What is needed: Transcribe the records below line for line, without changing anything, and omit the pictures from your transcription.

☆ ☆ ☆

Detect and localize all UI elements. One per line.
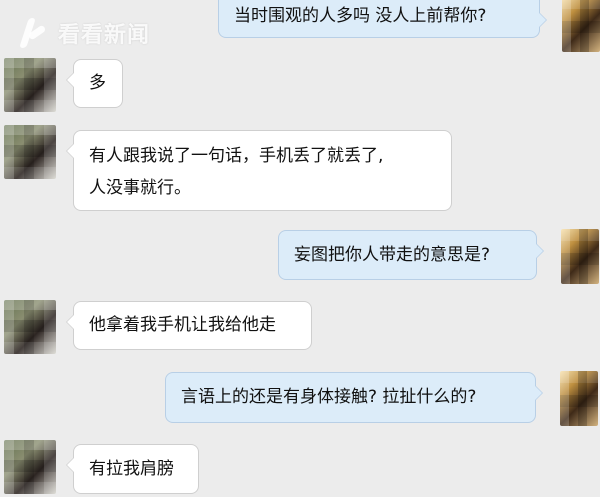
message-text: 妄图把你人带走的意思是? [294, 245, 491, 265]
message-bubble[interactable]: 言语上的还是有身体接触? 拉扯什么的? [165, 372, 543, 423]
message-text: 当时围观的人多吗 没人上前帮你? [234, 6, 487, 26]
avatar[interactable] [4, 440, 56, 494]
avatar[interactable] [562, 0, 600, 52]
message-bubble[interactable]: 他拿着我手机让我给他走 [66, 301, 312, 350]
message-text: 言语上的还是有身体接触? 拉扯什么的? [181, 387, 477, 407]
avatar[interactable] [4, 125, 56, 179]
message-bubble[interactable]: 有人跟我说了一句话，手机丢了就丢了, 人没事就行。 [66, 130, 452, 211]
avatar[interactable] [561, 229, 599, 284]
message-text-line-2: 人没事就行。 [89, 178, 191, 198]
avatar[interactable] [560, 371, 598, 426]
watermark: 看看新闻 [18, 16, 150, 50]
message-bubble[interactable]: 多 [66, 59, 123, 108]
message-text-line-1: 有人跟我说了一句话，手机丢了就丢了, [89, 146, 384, 166]
message-row-5: 他拿着我手机让我给他走 [4, 300, 312, 354]
message-row-3: 有人跟我说了一句话，手机丢了就丢了, 人没事就行。 [4, 125, 452, 211]
message-row-4: 妄图把你人带走的意思是? [278, 229, 599, 284]
message-bubble[interactable]: 妄图把你人带走的意思是? [278, 230, 544, 280]
avatar[interactable] [4, 300, 56, 354]
message-text: 他拿着我手机让我给他走 [89, 315, 276, 335]
chat-window: 看看新闻 当时围观的人多吗 没人上前帮你? 多 有人跟我说了一句话，手机丢了就丢… [0, 0, 600, 497]
message-row-6: 言语上的还是有身体接触? 拉扯什么的? [165, 371, 598, 426]
watermark-text: 看看新闻 [58, 23, 151, 48]
message-row-2: 多 [4, 58, 123, 112]
avatar[interactable] [4, 58, 56, 112]
watermark-logo-icon [18, 16, 52, 50]
message-bubble[interactable]: 当时围观的人多吗 没人上前帮你? [218, 0, 547, 38]
message-row-1: 当时围观的人多吗 没人上前帮你? [218, 0, 600, 52]
message-text: 多 [89, 73, 106, 93]
message-text: 有拉我肩膀 [89, 459, 174, 479]
message-row-7: 有拉我肩膀 [4, 440, 199, 494]
message-bubble[interactable]: 有拉我肩膀 [66, 444, 199, 494]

☆ ☆ ☆

Task solution:
Detect and localize all UI elements. One per line.
message-text: 妄图把你人带走的意思是? [294, 245, 491, 265]
message-bubble[interactable]: 言语上的还是有身体接触? 拉扯什么的? [165, 372, 543, 423]
message-text: 当时围观的人多吗 没人上前帮你? [234, 6, 487, 26]
avatar[interactable] [4, 440, 56, 494]
avatar[interactable] [562, 0, 600, 52]
message-bubble[interactable]: 他拿着我手机让我给他走 [66, 301, 312, 350]
message-text: 言语上的还是有身体接触? 拉扯什么的? [181, 387, 477, 407]
avatar[interactable] [4, 125, 56, 179]
message-bubble[interactable]: 有人跟我说了一句话，手机丢了就丢了, 人没事就行。 [66, 130, 452, 211]
avatar[interactable] [561, 229, 599, 284]
message-text-line-2: 人没事就行。 [89, 178, 191, 198]
avatar[interactable] [560, 371, 598, 426]
watermark: 看看新闻 [18, 16, 150, 50]
message-bubble[interactable]: 多 [66, 59, 123, 108]
message-text-line-1: 有人跟我说了一句话，手机丢了就丢了, [89, 146, 384, 166]
message-row-5: 他拿着我手机让我给他走 [4, 300, 312, 354]
message-row-3: 有人跟我说了一句话，手机丢了就丢了, 人没事就行。 [4, 125, 452, 211]
message-row-4: 妄图把你人带走的意思是? [278, 229, 599, 284]
message-bubble[interactable]: 妄图把你人带走的意思是? [278, 230, 544, 280]
avatar[interactable] [4, 300, 56, 354]
message-text: 他拿着我手机让我给他走 [89, 315, 276, 335]
chat-window: 看看新闻 当时围观的人多吗 没人上前帮你? 多 有人跟我说了一句话，手机丢了就丢… [0, 0, 600, 497]
message-row-6: 言语上的还是有身体接触? 拉扯什么的? [165, 371, 598, 426]
watermark-text: 看看新闻 [58, 23, 151, 48]
message-row-2: 多 [4, 58, 123, 112]
avatar[interactable] [4, 58, 56, 112]
watermark-logo-icon [18, 16, 52, 50]
message-bubble[interactable]: 当时围观的人多吗 没人上前帮你? [218, 0, 547, 38]
message-row-1: 当时围观的人多吗 没人上前帮你? [218, 0, 600, 52]
message-text: 多 [89, 73, 106, 93]
message-text: 有拉我肩膀 [89, 459, 174, 479]
message-row-7: 有拉我肩膀 [4, 440, 199, 494]
message-bubble[interactable]: 有拉我肩膀 [66, 444, 199, 494]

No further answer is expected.